-- Start of Supplied information --

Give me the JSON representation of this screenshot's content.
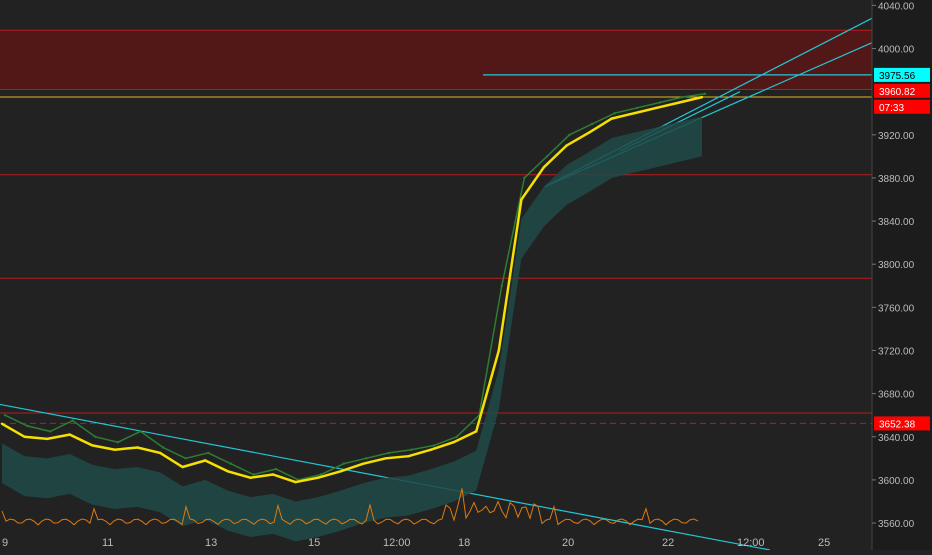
{
  "chart_data": {
    "type": "line",
    "title": "",
    "xlabel": "",
    "ylabel": "",
    "ylim": [
      3535,
      4045
    ],
    "y_ticks": [
      "3560.00",
      "3600.00",
      "3640.00",
      "3680.00",
      "3720.00",
      "3760.00",
      "3800.00",
      "3840.00",
      "3880.00",
      "3920.00",
      "4000.00",
      "4040.00"
    ],
    "x_ticks": [
      "9",
      "11",
      "13",
      "15",
      "12:00",
      "18",
      "20",
      "22",
      "12:00",
      "25"
    ],
    "grid": false,
    "price_labels": [
      {
        "text": "3975.56",
        "value": 3975.56,
        "color": "#00ffff",
        "text_color": "#000000"
      },
      {
        "text": "3960.82",
        "value": 3960.82,
        "color": "#ff0000",
        "text_color": "#ffffff"
      },
      {
        "text": "07:33",
        "value": 3946,
        "color": "#ff0000",
        "text_color": "#ffffff"
      },
      {
        "text": "3652.38",
        "value": 3652.38,
        "color": "#ff0000",
        "text_color": "#ffffff"
      }
    ],
    "resistance_zone": [
      3962,
      4017
    ],
    "horizontal_levels": [
      3962,
      3955,
      3883,
      3787,
      3662,
      3652.38,
      4017
    ],
    "level_colors": {
      "red": "#b71c1c",
      "gold": "#e6b422",
      "cyan": "#22c7d6",
      "price": "#f5e000",
      "trend": "#2e7d32",
      "volume": "#e07a10"
    },
    "series": [
      {
        "values": [
          3660,
          3650,
          3645,
          3655,
          3640,
          3635,
          3645,
          3630,
          3620,
          3625,
          3615,
          3605,
          3610,
          3600,
          3605,
          3615,
          3620,
          3625,
          3628,
          3632,
          3640,
          3660,
          3780,
          3880,
          3900,
          3920,
          3930,
          3940,
          3945,
          3950,
          3955,
          3958
        ]
      },
      {
        "values": [
          3652,
          3640,
          3638,
          3642,
          3632,
          3628,
          3630,
          3625,
          3612,
          3618,
          3608,
          3602,
          3605,
          3598,
          3602,
          3608,
          3615,
          3620,
          3622,
          3628,
          3635,
          3645,
          3720,
          3860,
          3890,
          3910,
          3922,
          3935,
          3940,
          3945,
          3950,
          3955
        ]
      }
    ]
  }
}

-- End of Supplied information --

Required task ▸ Go through the listing above and write it out again exactly, dropping the pictures.

Correct result ▸
Give me the JSON representation of this screenshot's content.
{
  "chart_data": {
    "type": "line",
    "title": "",
    "xlabel": "",
    "ylabel": "",
    "ylim": [
      3535,
      4045
    ],
    "y_ticks": [
      "3560.00",
      "3600.00",
      "3640.00",
      "3680.00",
      "3720.00",
      "3760.00",
      "3800.00",
      "3840.00",
      "3880.00",
      "3920.00",
      "4000.00",
      "4040.00"
    ],
    "x_ticks": [
      "9",
      "11",
      "13",
      "15",
      "12:00",
      "18",
      "20",
      "22",
      "12:00",
      "25"
    ],
    "grid": false,
    "price_labels": [
      {
        "text": "3975.56",
        "value": 3975.56,
        "color": "#00ffff",
        "text_color": "#000000"
      },
      {
        "text": "3960.82",
        "value": 3960.82,
        "color": "#ff0000",
        "text_color": "#ffffff"
      },
      {
        "text": "07:33",
        "value": 3946,
        "color": "#ff0000",
        "text_color": "#ffffff"
      },
      {
        "text": "3652.38",
        "value": 3652.38,
        "color": "#ff0000",
        "text_color": "#ffffff"
      }
    ],
    "resistance_zone": [
      3962,
      4017
    ],
    "horizontal_levels": [
      3962,
      3955,
      3883,
      3787,
      3662,
      3652.38,
      4017
    ],
    "level_colors": {
      "red": "#b71c1c",
      "gold": "#e6b422",
      "cyan": "#22c7d6",
      "price": "#f5e000",
      "trend": "#2e7d32",
      "volume": "#e07a10"
    },
    "series": [
      {
        "values": [
          3660,
          3650,
          3645,
          3655,
          3640,
          3635,
          3645,
          3630,
          3620,
          3625,
          3615,
          3605,
          3610,
          3600,
          3605,
          3615,
          3620,
          3625,
          3628,
          3632,
          3640,
          3660,
          3780,
          3880,
          3900,
          3920,
          3930,
          3940,
          3945,
          3950,
          3955,
          3958
        ]
      },
      {
        "values": [
          3652,
          3640,
          3638,
          3642,
          3632,
          3628,
          3630,
          3625,
          3612,
          3618,
          3608,
          3602,
          3605,
          3598,
          3602,
          3608,
          3615,
          3620,
          3622,
          3628,
          3635,
          3645,
          3720,
          3860,
          3890,
          3910,
          3922,
          3935,
          3940,
          3945,
          3950,
          3955
        ]
      }
    ]
  }
}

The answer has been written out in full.